(MATERIAL):
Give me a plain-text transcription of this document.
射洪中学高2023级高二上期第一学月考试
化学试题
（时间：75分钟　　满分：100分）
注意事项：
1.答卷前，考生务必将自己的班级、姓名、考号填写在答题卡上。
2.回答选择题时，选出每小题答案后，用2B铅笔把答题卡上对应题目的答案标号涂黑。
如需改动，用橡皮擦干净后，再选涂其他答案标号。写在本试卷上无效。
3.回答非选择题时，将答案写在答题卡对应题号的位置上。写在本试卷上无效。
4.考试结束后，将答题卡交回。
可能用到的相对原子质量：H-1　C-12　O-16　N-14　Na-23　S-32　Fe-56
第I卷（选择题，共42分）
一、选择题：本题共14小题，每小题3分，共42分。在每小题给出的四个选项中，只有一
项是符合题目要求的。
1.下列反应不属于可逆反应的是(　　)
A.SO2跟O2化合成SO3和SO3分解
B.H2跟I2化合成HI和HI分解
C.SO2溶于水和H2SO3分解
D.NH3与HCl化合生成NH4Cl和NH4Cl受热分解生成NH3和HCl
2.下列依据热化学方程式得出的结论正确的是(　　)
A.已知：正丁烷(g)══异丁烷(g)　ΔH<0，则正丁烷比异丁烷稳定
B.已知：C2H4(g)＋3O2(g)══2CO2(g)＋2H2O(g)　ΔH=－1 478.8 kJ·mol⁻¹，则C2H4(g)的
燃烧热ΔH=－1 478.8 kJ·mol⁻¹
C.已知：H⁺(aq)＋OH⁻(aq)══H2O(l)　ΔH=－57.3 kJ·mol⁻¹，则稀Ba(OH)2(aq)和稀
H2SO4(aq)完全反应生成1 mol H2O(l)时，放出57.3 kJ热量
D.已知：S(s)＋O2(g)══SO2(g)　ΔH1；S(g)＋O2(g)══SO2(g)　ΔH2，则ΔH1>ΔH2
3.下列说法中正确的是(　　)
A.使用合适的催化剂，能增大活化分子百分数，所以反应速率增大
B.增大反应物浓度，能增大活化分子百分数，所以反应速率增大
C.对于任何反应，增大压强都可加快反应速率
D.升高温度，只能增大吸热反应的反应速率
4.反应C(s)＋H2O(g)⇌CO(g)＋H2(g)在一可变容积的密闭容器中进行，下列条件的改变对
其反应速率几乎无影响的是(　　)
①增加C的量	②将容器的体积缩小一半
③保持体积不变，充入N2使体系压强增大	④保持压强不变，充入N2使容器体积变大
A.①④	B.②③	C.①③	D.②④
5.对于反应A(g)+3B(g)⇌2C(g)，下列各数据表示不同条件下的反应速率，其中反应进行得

(EXERCISE PROMPT): Retype the whole listing, matching it exactly.

(ANSWER TO THIS EXERCISE):
Give me a plain-text transcription of this document.
射洪中学高2023级高二上期第一学月考试
化学试题
（时间：75分钟　　满分：100分）
注意事项：
1.答卷前，考生务必将自己的班级、姓名、考号填写在答题卡上。
2.回答选择题时，选出每小题答案后，用2B铅笔把答题卡上对应题目的答案标号涂黑。
如需改动，用橡皮擦干净后，再选涂其他答案标号。写在本试卷上无效。
3.回答非选择题时，将答案写在答题卡对应题号的位置上。写在本试卷上无效。
4.考试结束后，将答题卡交回。
可能用到的相对原子质量：H-1　C-12　O-16　N-14　Na-23　S-32　Fe-56
第I卷（选择题，共42分）
一、选择题：本题共14小题，每小题3分，共42分。在每小题给出的四个选项中，只有一
项是符合题目要求的。
1.下列反应不属于可逆反应的是(　　)
A.SO2跟O2化合成SO3和SO3分解
B.H2跟I2化合成HI和HI分解
C.SO2溶于水和H2SO3分解
D.NH3与HCl化合生成NH4Cl和NH4Cl受热分解生成NH3和HCl
2.下列依据热化学方程式得出的结论正确的是(　　)
A.已知：正丁烷(g)══异丁烷(g)　ΔH<0，则正丁烷比异丁烷稳定
B.已知：C2H4(g)＋3O2(g)══2CO2(g)＋2H2O(g)　ΔH=－1 478.8 kJ·mol⁻¹，则C2H4(g)的
燃烧热ΔH=－1 478.8 kJ·mol⁻¹
C.已知：H⁺(aq)＋OH⁻(aq)══H2O(l)　ΔH=－57.3 kJ·mol⁻¹，则稀Ba(OH)2(aq)和稀
H2SO4(aq)完全反应生成1 mol H2O(l)时，放出57.3 kJ热量
D.已知：S(s)＋O2(g)══SO2(g)　ΔH1；S(g)＋O2(g)══SO2(g)　ΔH2，则ΔH1>ΔH2
3.下列说法中正确的是(　　)
A.使用合适的催化剂，能增大活化分子百分数，所以反应速率增大
B.增大反应物浓度，能增大活化分子百分数，所以反应速率增大
C.对于任何反应，增大压强都可加快反应速率
D.升高温度，只能增大吸热反应的反应速率
4.反应C(s)＋H2O(g)⇌CO(g)＋H2(g)在一可变容积的密闭容器中进行，下列条件的改变对
其反应速率几乎无影响的是(　　)
①增加C的量	②将容器的体积缩小一半
③保持体积不变，充入N2使体系压强增大	④保持压强不变，充入N2使容器体积变大
A.①④	B.②③	C.①③	D.②④
5.对于反应A(g)+3B(g)⇌2C(g)，下列各数据表示不同条件下的反应速率，其中反应进行得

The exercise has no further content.